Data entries
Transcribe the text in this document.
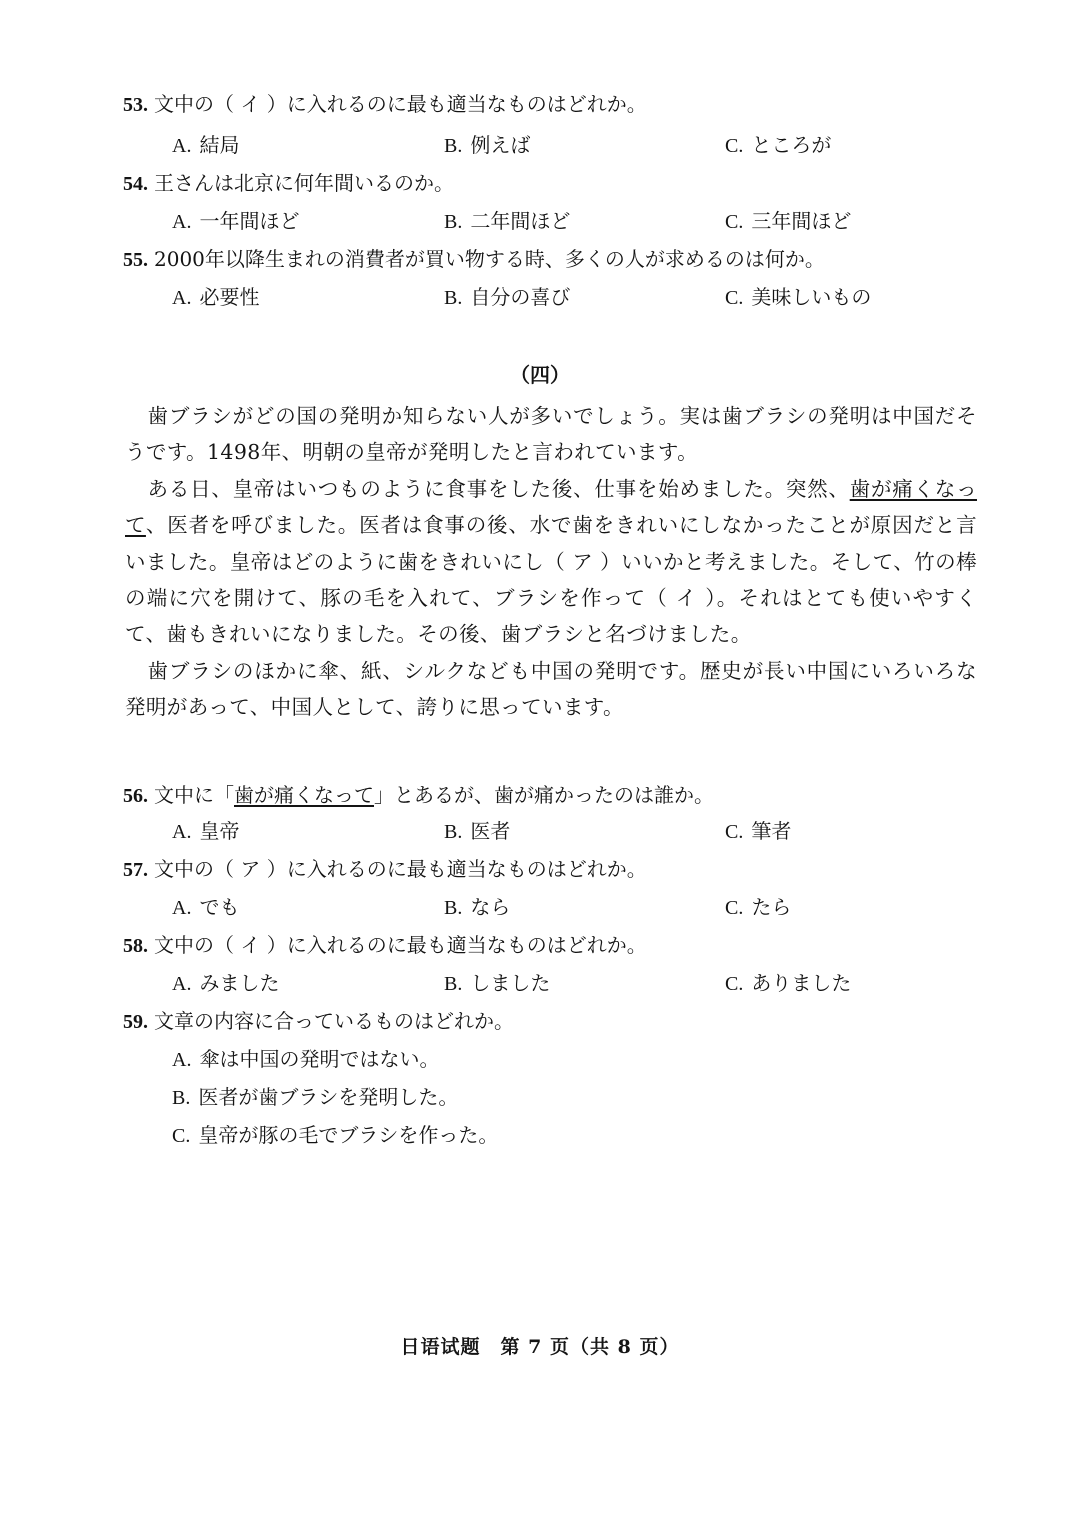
53. 文中の（ イ ）に入れるのに最も適当なものはどれか。
A. 結局	B. 例えば	C. ところが
54. 王さんは北京に何年間いるのか。
A. 一年間ほど	B. 二年間ほど	C. 三年間ほど
55. 2000年以降生まれの消費者が買い物する時、多くの人が求めるのは何か。
A. 必要性	B. 自分の喜び	C. 美味しいもの
（四）

歯ブラシがどの国の発明か知らない人が多いでしょう。実は歯ブラシの発明は中国だそうです。1498年、明朝の皇帝が発明したと言われています。

ある日、皇帝はいつものように食事をした後、仕事を始めました。突然、歯が痛くなって、医者を呼びました。医者は食事の後、水で歯をきれいにしなかったことが原因だと言いました。皇帝はどのように歯をきれいにし（ ア ）いいかと考えました。そして、竹の棒の端に穴を開けて、豚の毛を入れて、ブラシを作って（ イ ）。それはとても使いやすくて、歯もきれいになりました。その後、歯ブラシと名づけました。

歯ブラシのほかに傘、紙、シルクなども中国の発明です。歴史が長い中国にいろいろな発明があって、中国人として、誇りに思っています。

56. 文中に「歯が痛くなって」とあるが、歯が痛かったのは誰か。
A. 皇帝	B. 医者	C. 筆者
57. 文中の（ ア ）に入れるのに最も適当なものはどれか。
A. でも	B. なら	C. たら
58. 文中の（ イ ）に入れるのに最も適当なものはどれか。
A. みました	B. しました	C. ありました
59. 文章の内容に合っているものはどれか。
A. 傘は中国の発明ではない。
B. 医者が歯ブラシを発明した。
C. 皇帝が豚の毛でブラシを作った。
日语试题　第 7 页（共 8 页）
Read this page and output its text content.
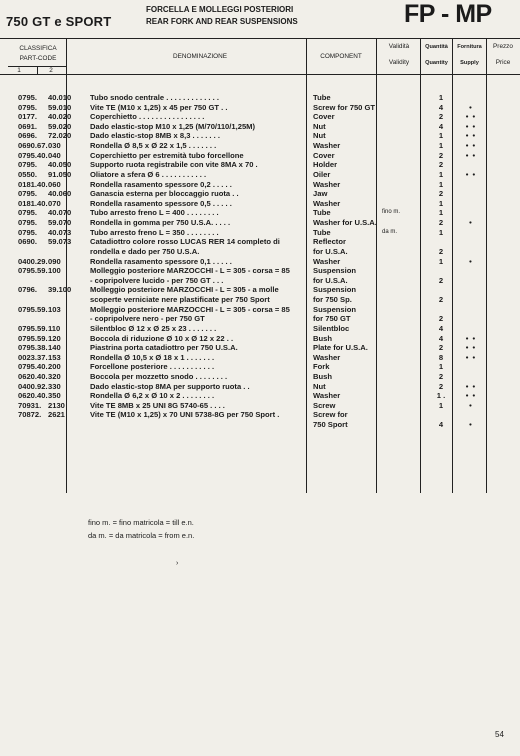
750 GT e SPORT
FORCELLA E MOLLEGGI POSTERIORI
REAR FORK AND REAR SUSPENSIONS	FP - MP
CLASSIFICA
PART-CODE
1	2
DENOMINAZIONE	COMPONENT
Validità
Validity
Quantità
Quantity
Fornitura
Supply
Prezzo
Price
0795. 40.010 Tubo snodo centrale . . . . . . . . . . . . .	Tube	1
0795. 59.010 Vite TE (M10 x 1,25) x 45 per 750 GT . .	Screw for 750 GT	4	•
0177. 40.020 Coperchietto . . . . . . . . . . . . . . . .	Cover	2	• •
0691. 59.020 Dado elastic-stop M10 x 1,25 (M/70/110/1,25M)	Nut	4	• •
0696. 72.020 Dado elastic-stop 8MB x 8,3 . . . . . . .	Nut	1	• •
0690.67. 030	Rondella Ø 8,5 x Ø 22 x 1,5 . . . . . . .	Washer	1	• •
0795.40. 040	Coperchietto per estremità tubo forcellone	Cover	2	• •
0795. 40.050 Supporto ruota registrabile con vite 8MA x 70 .	Holder	2
0550. 91.050 Oliatore a sfera Ø 6 . . . . . . . . . . .	Oiler	1	• •
0181.40. 060	Rondella rasamento spessore 0,2 . . . . .	Washer	1
0795. 40.060 Ganascia esterna per bloccaggio ruota . .	Jaw	2
0181.40. 070	Rondella rasamento spessore 0,5 . . . . .	Washer	1
0795. 40.070 Tubo arresto freno L = 400 . . . . . . . .	Tube	fino m.	1
0795. 59.070 Rondella in gomma per 750 U.S.A. . . . .	Washer for U.S.A.	2	•
0795. 40.073 Tubo arresto freno L = 350 . . . . . . . .	Tube	da m.	1
0690. 59.073 Catadiottro colore rosso LUCAS RER 14 completo di	Reflector
rondella e dado per 750 U.S.A.	for U.S.A.	2
0400.29. 090	Rondella rasamento spessore 0,1 . . . . .	Washer	1	•
0795.59. 100	Molleggio posteriore MARZOCCHI - L = 305 - corsa = 85	Suspension
- copripolvere lucido - per 750 GT . . .	for U.S.A.	2
0796. 39.100 Molleggio posteriore MARZOCCHI - L = 305 - a molle	Suspension
scoperte verniciate nere plastificate per 750 Sport	for 750 Sp.	2
0795.59. 103	Molleggio posteriore MARZOCCHI - L = 305 - corsa = 85	Suspension
- copripolvere nero - per 750 GT	for 750 GT	2
0795.59. 110	Silentbloc Ø 12 x Ø 25 x 23 . . . . . . .	Silentbloc	4
0795.59. 120	Boccola di riduzione Ø 10 x Ø 12 x 22 . .	Bush	4	• •
0795.38. 140	Piastrina porta catadiottro per 750 U.S.A.	Plate for U.S.A.	2	• •
0023.37. 153	Rondella Ø 10,5 x Ø 18 x 1 . . . . . . .	Washer	8	• •
0795.40. 200	Forcellone posteriore . . . . . . . . . . .	Fork	1
0620.40. 320	Boccola per mozzetto snodo . . . . . . . .	Bush	2
0400.92. 330	Dado elastic-stop 8MA per supporto ruota . .	Nut	2	• •
0620.40. 350	Rondella Ø 6,2 x Ø 10 x 2 . . . . . . . .	Washer	1 .	• •
70931. 2130	Vite TE 8MB x 25 UNI 8G 5740-65 . . . .	Screw	1	•
70872. 2621	Vite TE (M10 x 1,25) x 70 UNI 5738-8G per 750 Sport .	Screw for
750 Sport	4	•
fino m. = fino matricola = till e.n.
da m. = da matricola = from e.n.
›
54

▶ **AIM OF THE TASK**
Write out every record above exactly as it stands, but leave out the pictures.

▶ **THE OUTPUT**
Transcribe the text in this document.
53. 文中の（ イ ）に入れるのに最も適当なものはどれか。
A. 結局	B. 例えば	C. ところが
54. 王さんは北京に何年間いるのか。
A. 一年間ほど	B. 二年間ほど	C. 三年間ほど
55. 2000年以降生まれの消費者が買い物する時、多くの人が求めるのは何か。
A. 必要性	B. 自分の喜び	C. 美味しいもの
（四）

歯ブラシがどの国の発明か知らない人が多いでしょう。実は歯ブラシの発明は中国だそうです。1498年、明朝の皇帝が発明したと言われています。

ある日、皇帝はいつものように食事をした後、仕事を始めました。突然、歯が痛くなって、医者を呼びました。医者は食事の後、水で歯をきれいにしなかったことが原因だと言いました。皇帝はどのように歯をきれいにし（ ア ）いいかと考えました。そして、竹の棒の端に穴を開けて、豚の毛を入れて、ブラシを作って（ イ ）。それはとても使いやすくて、歯もきれいになりました。その後、歯ブラシと名づけました。

歯ブラシのほかに傘、紙、シルクなども中国の発明です。歴史が長い中国にいろいろな発明があって、中国人として、誇りに思っています。

56. 文中に「歯が痛くなって」とあるが、歯が痛かったのは誰か。
A. 皇帝	B. 医者	C. 筆者
57. 文中の（ ア ）に入れるのに最も適当なものはどれか。
A. でも	B. なら	C. たら
58. 文中の（ イ ）に入れるのに最も適当なものはどれか。
A. みました	B. しました	C. ありました
59. 文章の内容に合っているものはどれか。
A. 傘は中国の発明ではない。
B. 医者が歯ブラシを発明した。
C. 皇帝が豚の毛でブラシを作った。
日语试题　第 7 页（共 8 页）
Read this page and output its text content.
750 GT e SPORT
FORCELLA E MOLLEGGI POSTERIORI
REAR FORK AND REAR SUSPENSIONS	FP - MP
CLASSIFICA
PART-CODE
1	2
DENOMINAZIONE	COMPONENT
Validità
Validity
Quantità
Quantity
Fornitura
Supply
Prezzo
Price
0795. 40.010 Tubo snodo centrale . . . . . . . . . . . . .	Tube	1
0795. 59.010 Vite TE (M10 x 1,25) x 45 per 750 GT . .	Screw for 750 GT	4	•
0177. 40.020 Coperchietto . . . . . . . . . . . . . . . .	Cover	2	• •
0691. 59.020 Dado elastic-stop M10 x 1,25 (M/70/110/1,25M)	Nut	4	• •
0696. 72.020 Dado elastic-stop 8MB x 8,3 . . . . . . .	Nut	1	• •
0690.67. 030	Rondella Ø 8,5 x Ø 22 x 1,5 . . . . . . .	Washer	1	• •
0795.40. 040	Coperchietto per estremità tubo forcellone	Cover	2	• •
0795. 40.050 Supporto ruota registrabile con vite 8MA x 70 .	Holder	2
0550. 91.050 Oliatore a sfera Ø 6 . . . . . . . . . . .	Oiler	1	• •
0181.40. 060	Rondella rasamento spessore 0,2 . . . . .	Washer	1
0795. 40.060 Ganascia esterna per bloccaggio ruota . .	Jaw	2
0181.40. 070	Rondella rasamento spessore 0,5 . . . . .	Washer	1
0795. 40.070 Tubo arresto freno L = 400 . . . . . . . .	Tube	fino m.	1
0795. 59.070 Rondella in gomma per 750 U.S.A. . . . .	Washer for U.S.A.	2	•
0795. 40.073 Tubo arresto freno L = 350 . . . . . . . .	Tube	da m.	1
0690. 59.073 Catadiottro colore rosso LUCAS RER 14 completo di	Reflector
rondella e dado per 750 U.S.A.	for U.S.A.	2
0400.29. 090	Rondella rasamento spessore 0,1 . . . . .	Washer	1	•
0795.59. 100	Molleggio posteriore MARZOCCHI - L = 305 - corsa = 85	Suspension
- copripolvere lucido - per 750 GT . . .	for U.S.A.	2
0796. 39.100 Molleggio posteriore MARZOCCHI - L = 305 - a molle	Suspension
scoperte verniciate nere plastificate per 750 Sport	for 750 Sp.	2
0795.59. 103	Molleggio posteriore MARZOCCHI - L = 305 - corsa = 85	Suspension
- copripolvere nero - per 750 GT	for 750 GT	2
0795.59. 110	Silentbloc Ø 12 x Ø 25 x 23 . . . . . . .	Silentbloc	4
0795.59. 120	Boccola di riduzione Ø 10 x Ø 12 x 22 . .	Bush	4	• •
0795.38. 140	Piastrina porta catadiottro per 750 U.S.A.	Plate for U.S.A.	2	• •
0023.37. 153	Rondella Ø 10,5 x Ø 18 x 1 . . . . . . .	Washer	8	• •
0795.40. 200	Forcellone posteriore . . . . . . . . . . .	Fork	1
0620.40. 320	Boccola per mozzetto snodo . . . . . . . .	Bush	2
0400.92. 330	Dado elastic-stop 8MA per supporto ruota . .	Nut	2	• •
0620.40. 350	Rondella Ø 6,2 x Ø 10 x 2 . . . . . . . .	Washer	1 .	• •
70931. 2130	Vite TE 8MB x 25 UNI 8G 5740-65 . . . .	Screw	1	•
70872. 2621	Vite TE (M10 x 1,25) x 70 UNI 5738-8G per 750 Sport .	Screw for
750 Sport	4	•
fino m. = fino matricola = till e.n.
da m. = da matricola = from e.n.
›
54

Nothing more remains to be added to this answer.